Annotated region listings
____
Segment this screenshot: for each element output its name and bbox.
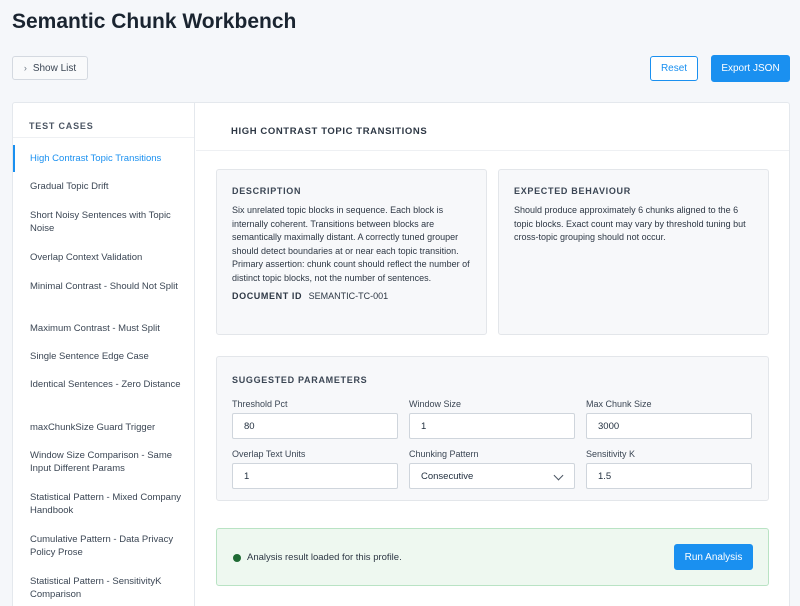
suggested-parameters-panel: SUGGESTED PARAMETERS Threshold Pct 80 Wi… bbox=[216, 356, 769, 501]
sidebar-item-high-contrast[interactable]: High Contrast Topic Transitions bbox=[13, 145, 194, 172]
sidebar-heading: TEST CASES bbox=[29, 121, 94, 131]
sidebar-item-cumulative-privacy[interactable]: Cumulative Pattern - Data Privacy Policy… bbox=[13, 533, 194, 559]
status-dot-icon bbox=[233, 554, 241, 562]
max-chunk-size-input[interactable]: 3000 bbox=[586, 413, 752, 439]
app-title: Semantic Chunk Workbench bbox=[12, 10, 297, 33]
sidebar-item-maximum-contrast[interactable]: Maximum Contrast - Must Split bbox=[13, 322, 194, 335]
expected-heading: EXPECTED BEHAVIOUR bbox=[514, 186, 631, 196]
sidebar-item-statistical-sensitivity[interactable]: Statistical Pattern - SensitivityK Compa… bbox=[13, 575, 194, 601]
overlap-text-units-input[interactable]: 1 bbox=[232, 463, 398, 489]
show-list-label: Show List bbox=[32, 62, 77, 74]
sidebar-item-overlap-context[interactable]: Overlap Context Validation bbox=[13, 251, 194, 264]
reset-button[interactable]: Reset bbox=[650, 56, 698, 81]
sensitivity-k-field: Sensitivity K 1.5 bbox=[586, 449, 752, 489]
threshold-pct-input[interactable]: 80 bbox=[232, 413, 398, 439]
status-message: Analysis result loaded for this profile. bbox=[247, 552, 402, 563]
title-divider bbox=[196, 150, 789, 151]
overlap-text-units-field: Overlap Text Units 1 bbox=[232, 449, 398, 489]
threshold-pct-field: Threshold Pct 80 bbox=[232, 399, 398, 439]
description-panel: DESCRIPTION Six unrelated topic blocks i… bbox=[216, 169, 487, 335]
workbench-card: TEST CASES High Contrast Topic Transitio… bbox=[12, 102, 790, 606]
sidebar-item-minimal-contrast[interactable]: Minimal Contrast - Should Not Split bbox=[13, 280, 194, 293]
window-size-field: Window Size 1 bbox=[409, 399, 575, 439]
analysis-status-panel: Analysis result loaded for this profile.… bbox=[216, 528, 769, 586]
parameters-heading: SUGGESTED PARAMETERS bbox=[232, 375, 368, 385]
chunking-pattern-select[interactable]: Consecutive bbox=[409, 463, 575, 489]
threshold-pct-label: Threshold Pct bbox=[232, 399, 288, 409]
expected-behaviour-panel: EXPECTED BEHAVIOUR Should produce approx… bbox=[498, 169, 769, 335]
run-analysis-button[interactable]: Run Analysis bbox=[674, 544, 753, 570]
sensitivity-k-label: Sensitivity K bbox=[586, 449, 636, 459]
show-list-button[interactable]: › Show List bbox=[12, 56, 88, 80]
window-size-label: Window Size bbox=[409, 399, 462, 409]
expected-text: Should produce approximately 6 chunks al… bbox=[514, 205, 746, 242]
document-id-value: SEMANTIC-TC-001 bbox=[308, 291, 389, 301]
sidebar-item-statistical-handbook[interactable]: Statistical Pattern - Mixed Company Hand… bbox=[13, 491, 194, 517]
sidebar-item-short-noisy[interactable]: Short Noisy Sentences with Topic Noise bbox=[13, 209, 194, 235]
sidebar-item-window-size[interactable]: Window Size Comparison - Same Input Diff… bbox=[13, 449, 194, 475]
overlap-text-units-label: Overlap Text Units bbox=[232, 449, 306, 459]
chevron-down-icon bbox=[553, 470, 564, 481]
chunking-pattern-field: Chunking Pattern Consecutive bbox=[409, 449, 575, 489]
test-case-list: High Contrast Topic Transitions Gradual … bbox=[13, 137, 194, 600]
max-chunk-size-field: Max Chunk Size 3000 bbox=[586, 399, 752, 439]
document-id-label: DOCUMENT ID bbox=[232, 291, 303, 301]
sidebar-item-identical-sentences[interactable]: Identical Sentences - Zero Distance bbox=[13, 378, 194, 391]
chunking-pattern-value: Consecutive bbox=[421, 470, 474, 482]
window-size-input[interactable]: 1 bbox=[409, 413, 575, 439]
sidebar-item-single-sentence[interactable]: Single Sentence Edge Case bbox=[13, 350, 194, 363]
test-case-sidebar: TEST CASES High Contrast Topic Transitio… bbox=[13, 103, 195, 606]
sidebar-item-max-chunk-guard[interactable]: maxChunkSize Guard Trigger bbox=[13, 421, 194, 434]
page-title: HIGH CONTRAST TOPIC TRANSITIONS bbox=[231, 126, 428, 137]
chunking-pattern-label: Chunking Pattern bbox=[409, 449, 479, 459]
sidebar-item-gradual-drift[interactable]: Gradual Topic Drift bbox=[13, 180, 194, 193]
max-chunk-size-label: Max Chunk Size bbox=[586, 399, 652, 409]
description-heading: DESCRIPTION bbox=[232, 186, 302, 196]
export-json-button[interactable]: Export JSON bbox=[711, 55, 790, 82]
sensitivity-k-input[interactable]: 1.5 bbox=[586, 463, 752, 489]
document-id: DOCUMENT ID SEMANTIC-TC-001 bbox=[232, 291, 471, 301]
chevron-right-icon: › bbox=[23, 63, 27, 73]
description-text: Six unrelated topic blocks in sequence. … bbox=[232, 205, 470, 283]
____
THE TASK: Reproduce every line of the listing above verbatim, omitting the pictures from your answer.

ANSWER FOR THIS EXERCISE:
Segment this screenshot: for each element output its name and bbox.
suggested-parameters-panel: SUGGESTED PARAMETERS Threshold Pct 80 Wi… bbox=[216, 356, 769, 501]
sidebar-item-high-contrast[interactable]: High Contrast Topic Transitions bbox=[13, 145, 194, 172]
sidebar-heading: TEST CASES bbox=[29, 121, 94, 131]
sidebar-item-cumulative-privacy[interactable]: Cumulative Pattern - Data Privacy Policy… bbox=[13, 533, 194, 559]
status-dot-icon bbox=[233, 554, 241, 562]
max-chunk-size-input[interactable]: 3000 bbox=[586, 413, 752, 439]
app-title: Semantic Chunk Workbench bbox=[12, 10, 297, 33]
sidebar-item-maximum-contrast[interactable]: Maximum Contrast - Must Split bbox=[13, 322, 194, 335]
expected-heading: EXPECTED BEHAVIOUR bbox=[514, 186, 631, 196]
sidebar-item-statistical-sensitivity[interactable]: Statistical Pattern - SensitivityK Compa… bbox=[13, 575, 194, 601]
overlap-text-units-input[interactable]: 1 bbox=[232, 463, 398, 489]
show-list-label: Show List bbox=[32, 62, 77, 74]
sidebar-item-overlap-context[interactable]: Overlap Context Validation bbox=[13, 251, 194, 264]
reset-button[interactable]: Reset bbox=[650, 56, 698, 81]
sensitivity-k-field: Sensitivity K 1.5 bbox=[586, 449, 752, 489]
threshold-pct-input[interactable]: 80 bbox=[232, 413, 398, 439]
status-message: Analysis result loaded for this profile. bbox=[247, 552, 402, 563]
title-divider bbox=[196, 150, 789, 151]
overlap-text-units-field: Overlap Text Units 1 bbox=[232, 449, 398, 489]
threshold-pct-field: Threshold Pct 80 bbox=[232, 399, 398, 439]
description-panel: DESCRIPTION Six unrelated topic blocks i… bbox=[216, 169, 487, 335]
workbench-card: TEST CASES High Contrast Topic Transitio… bbox=[12, 102, 790, 606]
sidebar-item-minimal-contrast[interactable]: Minimal Contrast - Should Not Split bbox=[13, 280, 194, 293]
window-size-field: Window Size 1 bbox=[409, 399, 575, 439]
analysis-status-panel: Analysis result loaded for this profile.… bbox=[216, 528, 769, 586]
parameters-heading: SUGGESTED PARAMETERS bbox=[232, 375, 368, 385]
chunking-pattern-select[interactable]: Consecutive bbox=[409, 463, 575, 489]
threshold-pct-label: Threshold Pct bbox=[232, 399, 288, 409]
expected-behaviour-panel: EXPECTED BEHAVIOUR Should produce approx… bbox=[498, 169, 769, 335]
run-analysis-button[interactable]: Run Analysis bbox=[674, 544, 753, 570]
sensitivity-k-label: Sensitivity K bbox=[586, 449, 636, 459]
show-list-button[interactable]: › Show List bbox=[12, 56, 88, 80]
window-size-label: Window Size bbox=[409, 399, 462, 409]
expected-text: Should produce approximately 6 chunks al… bbox=[514, 205, 746, 242]
document-id-value: SEMANTIC-TC-001 bbox=[308, 291, 389, 301]
sidebar-item-statistical-handbook[interactable]: Statistical Pattern - Mixed Company Hand… bbox=[13, 491, 194, 517]
sidebar-item-short-noisy[interactable]: Short Noisy Sentences with Topic Noise bbox=[13, 209, 194, 235]
sidebar-item-window-size[interactable]: Window Size Comparison - Same Input Diff… bbox=[13, 449, 194, 475]
overlap-text-units-label: Overlap Text Units bbox=[232, 449, 306, 459]
chevron-down-icon bbox=[553, 470, 564, 481]
chunking-pattern-field: Chunking Pattern Consecutive bbox=[409, 449, 575, 489]
test-case-list: High Contrast Topic Transitions Gradual … bbox=[13, 137, 194, 600]
max-chunk-size-field: Max Chunk Size 3000 bbox=[586, 399, 752, 439]
document-id-label: DOCUMENT ID bbox=[232, 291, 303, 301]
sidebar-item-identical-sentences[interactable]: Identical Sentences - Zero Distance bbox=[13, 378, 194, 391]
chunking-pattern-value: Consecutive bbox=[421, 470, 474, 482]
window-size-input[interactable]: 1 bbox=[409, 413, 575, 439]
sidebar-item-single-sentence[interactable]: Single Sentence Edge Case bbox=[13, 350, 194, 363]
test-case-sidebar: TEST CASES High Contrast Topic Transitio… bbox=[13, 103, 195, 606]
sidebar-item-max-chunk-guard[interactable]: maxChunkSize Guard Trigger bbox=[13, 421, 194, 434]
page-title: HIGH CONTRAST TOPIC TRANSITIONS bbox=[231, 126, 428, 137]
chunking-pattern-label: Chunking Pattern bbox=[409, 449, 479, 459]
sidebar-item-gradual-drift[interactable]: Gradual Topic Drift bbox=[13, 180, 194, 193]
max-chunk-size-label: Max Chunk Size bbox=[586, 399, 652, 409]
description-heading: DESCRIPTION bbox=[232, 186, 302, 196]
export-json-button[interactable]: Export JSON bbox=[711, 55, 790, 82]
sensitivity-k-input[interactable]: 1.5 bbox=[586, 463, 752, 489]
document-id: DOCUMENT ID SEMANTIC-TC-001 bbox=[232, 291, 471, 301]
chevron-right-icon: › bbox=[23, 63, 27, 73]
description-text: Six unrelated topic blocks in sequence. … bbox=[232, 205, 470, 283]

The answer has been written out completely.